** start **
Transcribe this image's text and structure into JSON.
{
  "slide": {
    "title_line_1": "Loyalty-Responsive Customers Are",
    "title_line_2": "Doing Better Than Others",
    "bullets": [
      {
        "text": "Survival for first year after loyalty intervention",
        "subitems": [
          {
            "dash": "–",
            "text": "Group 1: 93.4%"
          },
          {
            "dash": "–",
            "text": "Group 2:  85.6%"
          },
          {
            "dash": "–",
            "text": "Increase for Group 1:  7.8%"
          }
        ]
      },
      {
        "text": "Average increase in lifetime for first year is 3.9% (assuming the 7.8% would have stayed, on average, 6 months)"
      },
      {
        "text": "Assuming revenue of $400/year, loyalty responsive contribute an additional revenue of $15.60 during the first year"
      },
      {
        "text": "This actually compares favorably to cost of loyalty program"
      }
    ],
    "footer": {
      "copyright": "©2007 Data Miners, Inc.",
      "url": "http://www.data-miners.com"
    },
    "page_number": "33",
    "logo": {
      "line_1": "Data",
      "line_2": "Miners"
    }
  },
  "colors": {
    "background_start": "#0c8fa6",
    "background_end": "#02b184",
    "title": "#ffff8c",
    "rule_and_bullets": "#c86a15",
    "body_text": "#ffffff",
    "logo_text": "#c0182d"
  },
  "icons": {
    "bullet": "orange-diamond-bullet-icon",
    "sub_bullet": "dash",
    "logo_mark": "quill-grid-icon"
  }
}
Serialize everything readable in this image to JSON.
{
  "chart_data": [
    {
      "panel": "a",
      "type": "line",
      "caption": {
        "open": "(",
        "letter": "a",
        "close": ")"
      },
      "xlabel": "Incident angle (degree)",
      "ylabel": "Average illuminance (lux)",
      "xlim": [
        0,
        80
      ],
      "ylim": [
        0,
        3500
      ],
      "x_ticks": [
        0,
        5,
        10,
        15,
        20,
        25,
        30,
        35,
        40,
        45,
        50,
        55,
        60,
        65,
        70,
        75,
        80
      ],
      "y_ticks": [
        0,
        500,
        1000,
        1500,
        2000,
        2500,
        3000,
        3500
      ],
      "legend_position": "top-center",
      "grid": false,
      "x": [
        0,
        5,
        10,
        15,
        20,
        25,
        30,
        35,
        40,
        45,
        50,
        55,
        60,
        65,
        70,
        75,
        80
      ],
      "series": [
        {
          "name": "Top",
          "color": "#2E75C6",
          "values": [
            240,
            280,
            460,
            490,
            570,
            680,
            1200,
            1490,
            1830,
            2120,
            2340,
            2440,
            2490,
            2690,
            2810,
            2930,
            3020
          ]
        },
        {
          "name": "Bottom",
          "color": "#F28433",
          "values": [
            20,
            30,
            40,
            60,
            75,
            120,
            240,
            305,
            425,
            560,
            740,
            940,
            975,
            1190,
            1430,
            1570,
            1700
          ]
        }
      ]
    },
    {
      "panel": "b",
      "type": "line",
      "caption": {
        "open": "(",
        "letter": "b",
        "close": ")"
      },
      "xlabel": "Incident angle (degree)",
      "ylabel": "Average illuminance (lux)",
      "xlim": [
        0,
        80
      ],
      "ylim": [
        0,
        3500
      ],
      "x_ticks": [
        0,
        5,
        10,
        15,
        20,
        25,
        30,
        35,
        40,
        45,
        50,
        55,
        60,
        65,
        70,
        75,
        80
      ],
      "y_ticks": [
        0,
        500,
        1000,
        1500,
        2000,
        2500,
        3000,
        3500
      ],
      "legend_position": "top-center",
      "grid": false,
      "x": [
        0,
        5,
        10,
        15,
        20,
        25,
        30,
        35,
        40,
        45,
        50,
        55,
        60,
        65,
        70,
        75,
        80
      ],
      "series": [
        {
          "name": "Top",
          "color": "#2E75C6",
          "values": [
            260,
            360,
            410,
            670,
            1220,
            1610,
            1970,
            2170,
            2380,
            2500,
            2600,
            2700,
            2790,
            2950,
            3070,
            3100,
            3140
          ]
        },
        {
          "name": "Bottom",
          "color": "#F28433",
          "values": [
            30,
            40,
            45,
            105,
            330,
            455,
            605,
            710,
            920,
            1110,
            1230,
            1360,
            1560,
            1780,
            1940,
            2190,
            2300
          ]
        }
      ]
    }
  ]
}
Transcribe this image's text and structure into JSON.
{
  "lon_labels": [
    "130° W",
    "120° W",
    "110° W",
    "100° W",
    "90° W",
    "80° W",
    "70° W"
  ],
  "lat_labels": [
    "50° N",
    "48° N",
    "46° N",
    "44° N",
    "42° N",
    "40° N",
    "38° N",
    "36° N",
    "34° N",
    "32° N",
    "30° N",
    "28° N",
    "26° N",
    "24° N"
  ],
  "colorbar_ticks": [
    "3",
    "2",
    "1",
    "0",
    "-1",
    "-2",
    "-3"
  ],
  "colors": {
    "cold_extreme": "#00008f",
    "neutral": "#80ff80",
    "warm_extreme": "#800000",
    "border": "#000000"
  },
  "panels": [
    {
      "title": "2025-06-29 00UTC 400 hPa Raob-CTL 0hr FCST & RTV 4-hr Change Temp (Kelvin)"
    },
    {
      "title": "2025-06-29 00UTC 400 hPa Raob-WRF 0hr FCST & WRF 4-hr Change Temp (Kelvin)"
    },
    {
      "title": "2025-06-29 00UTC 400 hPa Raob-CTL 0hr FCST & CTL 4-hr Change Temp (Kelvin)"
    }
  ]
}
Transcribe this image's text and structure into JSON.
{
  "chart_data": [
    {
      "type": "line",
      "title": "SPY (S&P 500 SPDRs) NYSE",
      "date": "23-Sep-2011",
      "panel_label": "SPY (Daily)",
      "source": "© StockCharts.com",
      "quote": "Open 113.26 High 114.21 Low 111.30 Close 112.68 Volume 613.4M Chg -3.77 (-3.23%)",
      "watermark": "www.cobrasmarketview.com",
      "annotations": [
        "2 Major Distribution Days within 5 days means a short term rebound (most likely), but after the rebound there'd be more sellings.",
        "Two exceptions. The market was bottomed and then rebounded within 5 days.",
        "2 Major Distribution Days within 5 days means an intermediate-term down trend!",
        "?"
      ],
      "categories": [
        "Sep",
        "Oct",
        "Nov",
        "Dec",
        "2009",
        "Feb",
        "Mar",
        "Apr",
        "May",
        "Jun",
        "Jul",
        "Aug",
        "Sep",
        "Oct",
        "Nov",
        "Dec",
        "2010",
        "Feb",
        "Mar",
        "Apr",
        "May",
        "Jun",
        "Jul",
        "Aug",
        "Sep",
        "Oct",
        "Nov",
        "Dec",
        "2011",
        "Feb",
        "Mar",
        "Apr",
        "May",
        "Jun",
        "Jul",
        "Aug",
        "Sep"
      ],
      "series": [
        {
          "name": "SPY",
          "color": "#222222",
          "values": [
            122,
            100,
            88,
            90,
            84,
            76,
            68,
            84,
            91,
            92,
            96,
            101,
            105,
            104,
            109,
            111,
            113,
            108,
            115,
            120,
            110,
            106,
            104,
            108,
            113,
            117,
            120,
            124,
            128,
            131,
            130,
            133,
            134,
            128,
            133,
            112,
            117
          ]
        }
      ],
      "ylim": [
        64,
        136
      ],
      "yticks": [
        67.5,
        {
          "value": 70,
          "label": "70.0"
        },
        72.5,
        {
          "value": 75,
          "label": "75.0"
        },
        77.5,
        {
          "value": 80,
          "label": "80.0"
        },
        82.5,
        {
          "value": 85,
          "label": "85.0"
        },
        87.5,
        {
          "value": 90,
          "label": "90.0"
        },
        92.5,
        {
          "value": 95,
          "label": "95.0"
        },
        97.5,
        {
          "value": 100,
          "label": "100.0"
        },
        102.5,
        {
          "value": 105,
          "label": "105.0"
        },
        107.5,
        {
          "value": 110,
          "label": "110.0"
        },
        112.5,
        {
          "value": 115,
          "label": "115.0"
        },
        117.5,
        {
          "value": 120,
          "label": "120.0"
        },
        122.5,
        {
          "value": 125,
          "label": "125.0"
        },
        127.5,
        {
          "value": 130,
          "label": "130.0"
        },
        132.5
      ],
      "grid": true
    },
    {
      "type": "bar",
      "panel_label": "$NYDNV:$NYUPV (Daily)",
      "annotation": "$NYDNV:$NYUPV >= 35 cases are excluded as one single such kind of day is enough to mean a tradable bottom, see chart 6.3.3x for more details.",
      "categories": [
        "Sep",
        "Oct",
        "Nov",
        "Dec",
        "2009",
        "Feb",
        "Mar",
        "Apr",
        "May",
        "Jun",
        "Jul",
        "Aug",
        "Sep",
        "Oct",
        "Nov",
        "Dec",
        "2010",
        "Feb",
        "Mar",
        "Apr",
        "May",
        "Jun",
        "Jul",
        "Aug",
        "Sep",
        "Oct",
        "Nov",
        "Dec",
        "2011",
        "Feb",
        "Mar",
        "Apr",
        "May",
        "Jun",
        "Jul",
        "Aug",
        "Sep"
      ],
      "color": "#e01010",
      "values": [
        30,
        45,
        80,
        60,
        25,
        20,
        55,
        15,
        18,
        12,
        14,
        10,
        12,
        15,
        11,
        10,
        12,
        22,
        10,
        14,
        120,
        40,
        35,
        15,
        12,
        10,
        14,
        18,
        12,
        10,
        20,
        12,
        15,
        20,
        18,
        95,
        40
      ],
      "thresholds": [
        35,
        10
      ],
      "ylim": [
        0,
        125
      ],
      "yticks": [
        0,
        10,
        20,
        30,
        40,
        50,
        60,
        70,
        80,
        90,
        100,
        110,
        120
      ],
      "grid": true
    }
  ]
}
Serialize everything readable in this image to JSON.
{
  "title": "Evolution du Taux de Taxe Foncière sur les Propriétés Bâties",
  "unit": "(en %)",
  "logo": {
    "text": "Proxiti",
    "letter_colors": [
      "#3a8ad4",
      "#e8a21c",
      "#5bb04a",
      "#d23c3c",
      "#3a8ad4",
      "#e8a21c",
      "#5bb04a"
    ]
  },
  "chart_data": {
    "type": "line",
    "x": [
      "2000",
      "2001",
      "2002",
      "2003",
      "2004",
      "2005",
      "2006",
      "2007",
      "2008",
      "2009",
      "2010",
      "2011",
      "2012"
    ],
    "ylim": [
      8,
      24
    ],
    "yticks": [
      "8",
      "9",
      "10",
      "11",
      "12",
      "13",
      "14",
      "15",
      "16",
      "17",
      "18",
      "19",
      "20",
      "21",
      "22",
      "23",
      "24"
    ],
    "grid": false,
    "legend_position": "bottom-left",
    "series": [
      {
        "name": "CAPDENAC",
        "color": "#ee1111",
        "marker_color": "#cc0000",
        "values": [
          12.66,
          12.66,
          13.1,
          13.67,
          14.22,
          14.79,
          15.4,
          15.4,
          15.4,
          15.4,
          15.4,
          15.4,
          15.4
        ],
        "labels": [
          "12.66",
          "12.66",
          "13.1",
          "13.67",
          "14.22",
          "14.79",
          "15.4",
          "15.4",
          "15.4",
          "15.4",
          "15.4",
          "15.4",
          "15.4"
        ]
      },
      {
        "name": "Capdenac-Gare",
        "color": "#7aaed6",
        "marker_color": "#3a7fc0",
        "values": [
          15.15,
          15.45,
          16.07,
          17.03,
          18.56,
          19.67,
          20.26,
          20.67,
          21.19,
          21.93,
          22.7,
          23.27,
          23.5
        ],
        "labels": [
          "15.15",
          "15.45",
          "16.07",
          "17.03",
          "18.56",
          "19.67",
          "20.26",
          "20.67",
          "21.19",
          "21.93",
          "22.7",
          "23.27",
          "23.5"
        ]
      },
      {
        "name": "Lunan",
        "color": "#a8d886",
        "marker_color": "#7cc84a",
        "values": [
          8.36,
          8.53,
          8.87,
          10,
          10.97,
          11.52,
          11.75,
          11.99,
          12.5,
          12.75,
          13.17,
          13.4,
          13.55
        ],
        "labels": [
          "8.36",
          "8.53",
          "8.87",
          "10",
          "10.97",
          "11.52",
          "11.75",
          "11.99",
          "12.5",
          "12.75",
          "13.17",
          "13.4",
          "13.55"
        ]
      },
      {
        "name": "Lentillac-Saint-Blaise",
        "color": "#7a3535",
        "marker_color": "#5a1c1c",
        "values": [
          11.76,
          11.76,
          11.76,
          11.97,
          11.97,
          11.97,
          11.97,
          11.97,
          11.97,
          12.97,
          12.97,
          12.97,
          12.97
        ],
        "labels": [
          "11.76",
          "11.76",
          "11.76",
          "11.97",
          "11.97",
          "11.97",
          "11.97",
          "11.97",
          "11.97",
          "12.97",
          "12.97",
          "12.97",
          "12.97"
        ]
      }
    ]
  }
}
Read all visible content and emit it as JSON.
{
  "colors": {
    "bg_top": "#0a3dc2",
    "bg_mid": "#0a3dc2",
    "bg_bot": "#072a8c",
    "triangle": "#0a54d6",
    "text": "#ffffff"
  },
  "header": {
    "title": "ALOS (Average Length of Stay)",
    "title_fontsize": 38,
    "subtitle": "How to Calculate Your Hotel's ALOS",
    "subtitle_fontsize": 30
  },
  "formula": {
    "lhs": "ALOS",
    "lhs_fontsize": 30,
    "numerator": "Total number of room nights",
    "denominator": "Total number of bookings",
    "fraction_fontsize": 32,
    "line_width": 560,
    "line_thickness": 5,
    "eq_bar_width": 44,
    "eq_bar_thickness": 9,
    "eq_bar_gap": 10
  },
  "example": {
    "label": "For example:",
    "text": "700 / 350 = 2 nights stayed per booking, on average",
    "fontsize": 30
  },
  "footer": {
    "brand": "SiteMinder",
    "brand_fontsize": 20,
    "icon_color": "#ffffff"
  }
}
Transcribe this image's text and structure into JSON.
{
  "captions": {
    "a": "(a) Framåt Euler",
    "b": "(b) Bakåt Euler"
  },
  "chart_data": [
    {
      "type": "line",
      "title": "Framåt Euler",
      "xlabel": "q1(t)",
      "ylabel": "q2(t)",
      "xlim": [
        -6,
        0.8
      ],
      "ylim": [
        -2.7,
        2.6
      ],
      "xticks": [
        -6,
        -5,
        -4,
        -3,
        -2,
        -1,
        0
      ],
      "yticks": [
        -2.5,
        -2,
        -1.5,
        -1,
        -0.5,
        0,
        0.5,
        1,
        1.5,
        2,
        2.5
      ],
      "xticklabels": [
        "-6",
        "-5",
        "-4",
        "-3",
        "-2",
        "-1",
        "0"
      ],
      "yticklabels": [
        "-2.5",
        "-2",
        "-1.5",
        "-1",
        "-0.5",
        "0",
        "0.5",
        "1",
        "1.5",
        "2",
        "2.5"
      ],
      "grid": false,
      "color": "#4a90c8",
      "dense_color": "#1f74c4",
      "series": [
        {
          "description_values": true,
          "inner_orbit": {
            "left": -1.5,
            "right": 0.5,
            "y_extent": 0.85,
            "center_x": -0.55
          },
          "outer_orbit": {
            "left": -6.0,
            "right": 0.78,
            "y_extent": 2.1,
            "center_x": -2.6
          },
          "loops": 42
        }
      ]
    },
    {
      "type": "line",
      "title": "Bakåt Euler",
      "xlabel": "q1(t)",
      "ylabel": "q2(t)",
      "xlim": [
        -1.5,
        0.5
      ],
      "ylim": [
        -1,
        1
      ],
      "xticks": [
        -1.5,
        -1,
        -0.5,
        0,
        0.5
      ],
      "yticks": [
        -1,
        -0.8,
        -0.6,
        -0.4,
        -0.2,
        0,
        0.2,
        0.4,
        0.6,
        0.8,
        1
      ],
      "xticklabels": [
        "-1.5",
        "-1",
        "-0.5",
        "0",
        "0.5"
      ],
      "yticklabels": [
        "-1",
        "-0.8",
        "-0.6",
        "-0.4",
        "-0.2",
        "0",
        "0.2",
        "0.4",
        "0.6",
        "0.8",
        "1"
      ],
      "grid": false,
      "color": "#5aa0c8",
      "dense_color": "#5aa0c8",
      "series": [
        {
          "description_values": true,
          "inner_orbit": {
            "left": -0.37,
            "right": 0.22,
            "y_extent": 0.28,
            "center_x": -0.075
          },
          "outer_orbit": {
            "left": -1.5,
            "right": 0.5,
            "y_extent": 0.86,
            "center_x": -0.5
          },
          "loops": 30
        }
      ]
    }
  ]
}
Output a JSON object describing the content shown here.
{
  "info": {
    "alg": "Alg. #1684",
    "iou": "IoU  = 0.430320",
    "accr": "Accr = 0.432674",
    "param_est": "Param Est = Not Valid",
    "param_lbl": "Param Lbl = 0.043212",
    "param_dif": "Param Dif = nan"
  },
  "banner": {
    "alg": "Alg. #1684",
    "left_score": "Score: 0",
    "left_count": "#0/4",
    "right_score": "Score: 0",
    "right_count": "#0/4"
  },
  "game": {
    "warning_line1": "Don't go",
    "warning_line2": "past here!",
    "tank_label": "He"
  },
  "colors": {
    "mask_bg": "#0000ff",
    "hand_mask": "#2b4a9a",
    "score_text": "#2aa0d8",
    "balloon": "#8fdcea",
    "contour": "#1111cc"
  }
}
** end **
_DIRECTION_. Report each line of the material above where the word "within" appears.

_SOLUTION FOR THIS TASK_.
        "2 Major Distribution Days within 5 days means a short term rebound (most likely), but after the rebound there'd be more sellings.",
        "Two exceptions. The market was bottomed and then rebounded within 5 days.",
        "2 Major Distribution Days within 5 days means an intermediate-term down trend!",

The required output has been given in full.